GIVEN PROBLEM -
Return each line holding the string "μέσω".

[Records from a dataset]
□ □ □ □ □ □ □
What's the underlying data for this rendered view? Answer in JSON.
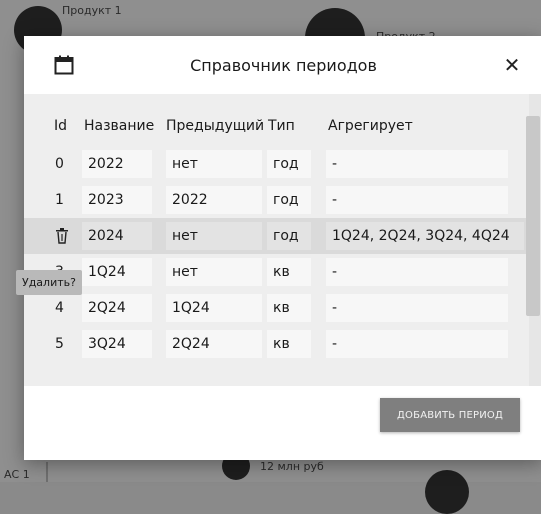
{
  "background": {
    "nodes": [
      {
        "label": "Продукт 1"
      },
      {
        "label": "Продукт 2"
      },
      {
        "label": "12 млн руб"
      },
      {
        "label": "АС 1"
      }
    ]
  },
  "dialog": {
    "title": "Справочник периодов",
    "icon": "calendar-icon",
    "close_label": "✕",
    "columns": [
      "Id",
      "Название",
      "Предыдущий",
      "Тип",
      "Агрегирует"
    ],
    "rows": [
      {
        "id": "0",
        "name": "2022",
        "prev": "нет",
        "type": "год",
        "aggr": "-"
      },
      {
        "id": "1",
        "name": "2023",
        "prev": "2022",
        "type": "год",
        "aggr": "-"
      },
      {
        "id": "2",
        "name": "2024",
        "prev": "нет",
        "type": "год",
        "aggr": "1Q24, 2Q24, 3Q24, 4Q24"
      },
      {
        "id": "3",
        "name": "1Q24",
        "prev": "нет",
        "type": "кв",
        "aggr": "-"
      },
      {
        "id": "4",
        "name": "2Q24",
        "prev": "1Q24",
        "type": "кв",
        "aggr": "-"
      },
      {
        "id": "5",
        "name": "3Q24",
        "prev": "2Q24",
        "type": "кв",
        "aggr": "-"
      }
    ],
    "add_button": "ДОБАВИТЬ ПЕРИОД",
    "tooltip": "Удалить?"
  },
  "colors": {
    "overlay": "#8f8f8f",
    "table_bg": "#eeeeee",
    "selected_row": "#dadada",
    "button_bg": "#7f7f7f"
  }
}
□ □ □ □ □ □ □
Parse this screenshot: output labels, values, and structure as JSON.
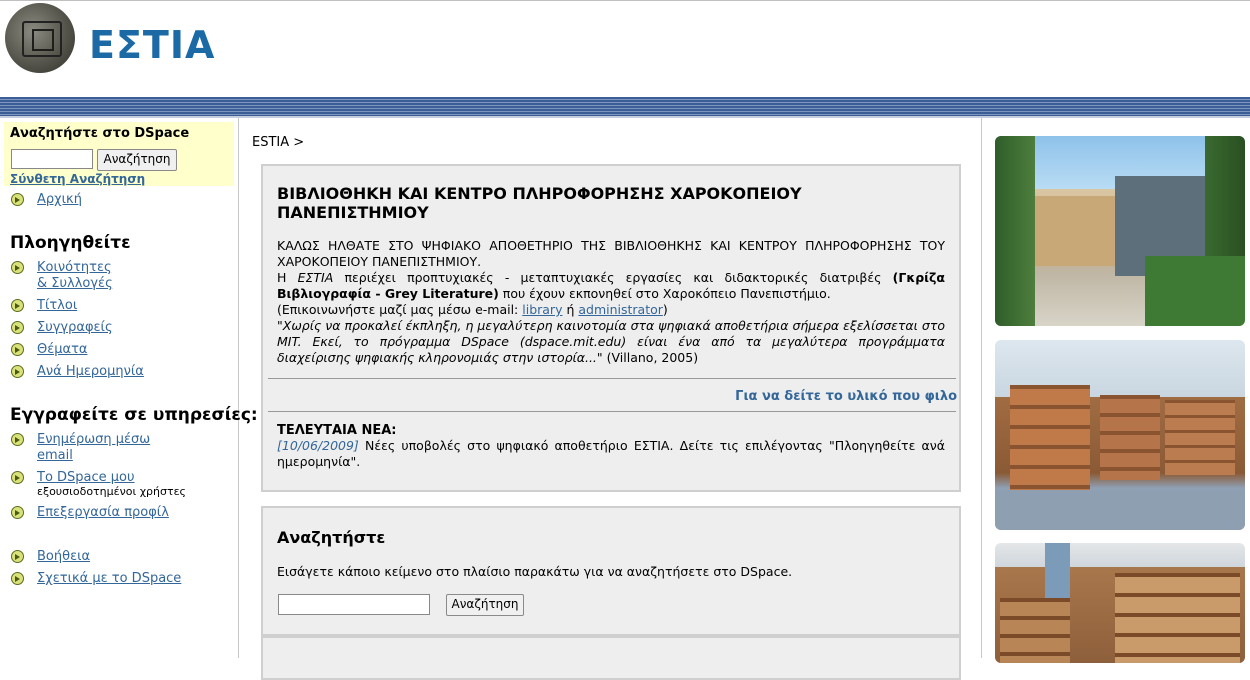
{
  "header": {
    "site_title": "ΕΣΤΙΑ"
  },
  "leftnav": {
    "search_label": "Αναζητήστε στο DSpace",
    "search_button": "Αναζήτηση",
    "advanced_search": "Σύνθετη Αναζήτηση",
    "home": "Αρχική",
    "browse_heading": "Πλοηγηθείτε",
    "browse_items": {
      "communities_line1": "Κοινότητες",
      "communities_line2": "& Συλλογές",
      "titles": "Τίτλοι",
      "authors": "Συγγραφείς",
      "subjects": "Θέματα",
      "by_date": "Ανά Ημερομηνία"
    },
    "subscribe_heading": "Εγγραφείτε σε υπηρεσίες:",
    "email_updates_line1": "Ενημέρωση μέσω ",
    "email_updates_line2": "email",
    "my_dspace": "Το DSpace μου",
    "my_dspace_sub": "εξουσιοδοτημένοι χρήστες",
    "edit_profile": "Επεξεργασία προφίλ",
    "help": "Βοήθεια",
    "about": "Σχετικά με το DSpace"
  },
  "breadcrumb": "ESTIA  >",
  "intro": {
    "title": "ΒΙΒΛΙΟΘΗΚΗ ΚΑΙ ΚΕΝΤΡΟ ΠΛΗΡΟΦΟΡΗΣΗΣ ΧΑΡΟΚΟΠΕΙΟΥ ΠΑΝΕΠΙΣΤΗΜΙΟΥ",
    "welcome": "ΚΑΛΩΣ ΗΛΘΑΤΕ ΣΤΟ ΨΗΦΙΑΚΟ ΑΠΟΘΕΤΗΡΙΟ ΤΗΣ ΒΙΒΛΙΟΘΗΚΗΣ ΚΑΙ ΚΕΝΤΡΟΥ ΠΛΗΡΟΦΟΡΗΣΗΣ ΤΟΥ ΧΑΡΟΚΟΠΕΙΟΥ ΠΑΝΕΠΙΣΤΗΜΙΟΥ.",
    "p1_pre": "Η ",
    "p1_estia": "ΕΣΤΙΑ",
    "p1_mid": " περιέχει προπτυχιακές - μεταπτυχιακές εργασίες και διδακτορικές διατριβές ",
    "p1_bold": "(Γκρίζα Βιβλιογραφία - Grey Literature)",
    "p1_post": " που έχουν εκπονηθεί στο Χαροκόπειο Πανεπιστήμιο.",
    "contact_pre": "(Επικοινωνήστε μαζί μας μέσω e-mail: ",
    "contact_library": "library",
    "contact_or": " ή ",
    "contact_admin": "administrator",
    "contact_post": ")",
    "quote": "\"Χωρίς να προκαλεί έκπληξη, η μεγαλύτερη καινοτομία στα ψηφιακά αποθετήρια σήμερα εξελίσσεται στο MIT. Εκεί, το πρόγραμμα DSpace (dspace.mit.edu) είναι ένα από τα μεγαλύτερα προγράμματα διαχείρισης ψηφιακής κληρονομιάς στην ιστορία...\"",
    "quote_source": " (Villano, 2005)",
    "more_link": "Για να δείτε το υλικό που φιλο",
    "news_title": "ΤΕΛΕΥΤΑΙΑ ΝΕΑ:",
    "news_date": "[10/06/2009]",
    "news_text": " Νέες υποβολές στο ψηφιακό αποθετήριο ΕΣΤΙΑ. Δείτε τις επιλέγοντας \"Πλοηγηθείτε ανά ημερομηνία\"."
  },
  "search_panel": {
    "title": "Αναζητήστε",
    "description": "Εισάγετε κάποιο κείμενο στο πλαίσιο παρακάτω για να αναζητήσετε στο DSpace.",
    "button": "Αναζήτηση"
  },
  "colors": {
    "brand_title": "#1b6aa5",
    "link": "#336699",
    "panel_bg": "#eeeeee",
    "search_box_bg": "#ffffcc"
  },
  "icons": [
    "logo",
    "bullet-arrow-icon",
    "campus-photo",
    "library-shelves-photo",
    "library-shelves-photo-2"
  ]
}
□ □ □ □ □ □ □
TASK OUTPUT -
    "email_updates_line1": "Ενημέρωση μέσω ",
    "contact_pre": "(Επικοινωνήστε μαζί μας μέσω e-mail: ",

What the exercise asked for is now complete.